§ **Task instructions**
Transcribe every entry word for word. Skip the pictures.

§ **Working data**
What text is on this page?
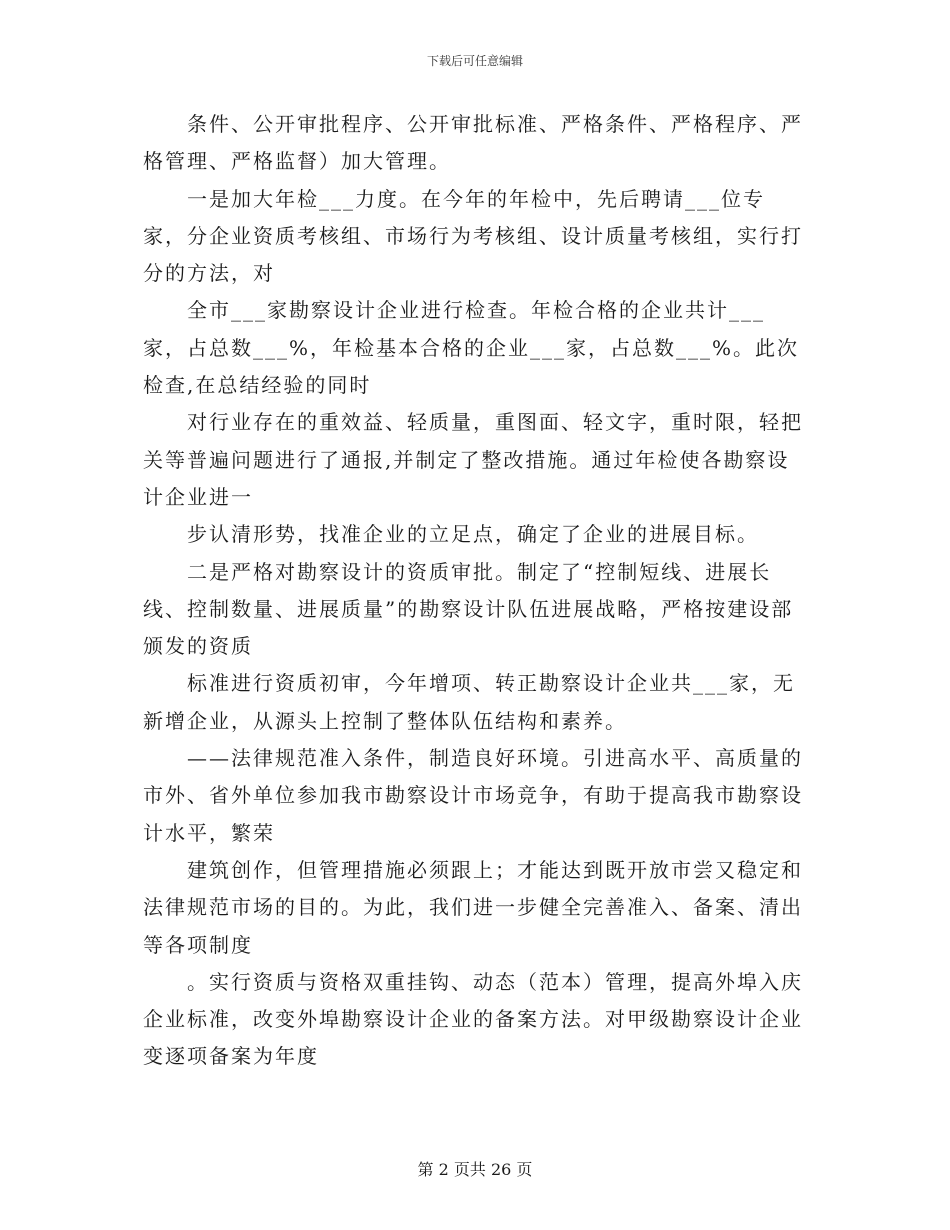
下载后可任意编辑

条件、公开审批程序、公开审批标准、严格条件、严格程序、严格管理、严格监督）加大管理。

一是加大年检___力度。在今年的年检中，先后聘请___位专家，分企业资质考核组、市场行为考核组、设计质量考核组，实行打分的方法，对

全市___家勘察设计企业进行检查。年检合格的企业共计___家，占总数___%，年检基本合格的企业___家，占总数___%。此次检查,在总结经验的同时

对行业存在的重效益、轻质量，重图面、轻文字，重时限，轻把关等普遍问题进行了通报,并制定了整改措施。通过年检使各勘察设计企业进一

步认清形势，找准企业的立足点，确定了企业的进展目标。

二是严格对勘察设计的资质审批。制定了“控制短线、进展长线、控制数量、进展质量”的勘察设计队伍进展战略，严格按建设部颁发的资质

标准进行资质初审，今年增项、转正勘察设计企业共___家，无新增企业，从源头上控制了整体队伍结构和素养。

——法律规范准入条件，制造良好环境。引进高水平、高质量的市外、省外单位参加我市勘察设计市场竞争，有助于提高我市勘察设计水平，繁荣

建筑创作，但管理措施必须跟上；才能达到既开放市尝又稳定和法律规范市场的目的。为此，我们进一步健全完善准入、备案、清出等各项制度

。实行资质与资格双重挂钩、动态（范本）管理，提高外埠入庆企业标准，改变外埠勘察设计企业的备案方法。对甲级勘察设计企业变逐项备案为年度

第 2 页共 26 页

§ **Solution for this exercise**
What text is on this page?
下载后可任意编辑

条件、公开审批程序、公开审批标准、严格条件、严格程序、严格管理、严格监督）加大管理。

一是加大年检___力度。在今年的年检中，先后聘请___位专家，分企业资质考核组、市场行为考核组、设计质量考核组，实行打分的方法，对

全市___家勘察设计企业进行检查。年检合格的企业共计___家，占总数___%，年检基本合格的企业___家，占总数___%。此次检查,在总结经验的同时

对行业存在的重效益、轻质量，重图面、轻文字，重时限，轻把关等普遍问题进行了通报,并制定了整改措施。通过年检使各勘察设计企业进一

步认清形势，找准企业的立足点，确定了企业的进展目标。

二是严格对勘察设计的资质审批。制定了“控制短线、进展长线、控制数量、进展质量”的勘察设计队伍进展战略，严格按建设部颁发的资质

标准进行资质初审，今年增项、转正勘察设计企业共___家，无新增企业，从源头上控制了整体队伍结构和素养。

——法律规范准入条件，制造良好环境。引进高水平、高质量的市外、省外单位参加我市勘察设计市场竞争，有助于提高我市勘察设计水平，繁荣

建筑创作，但管理措施必须跟上；才能达到既开放市尝又稳定和法律规范市场的目的。为此，我们进一步健全完善准入、备案、清出等各项制度

。实行资质与资格双重挂钩、动态（范本）管理，提高外埠入庆企业标准，改变外埠勘察设计企业的备案方法。对甲级勘察设计企业变逐项备案为年度

第 2 页共 26 页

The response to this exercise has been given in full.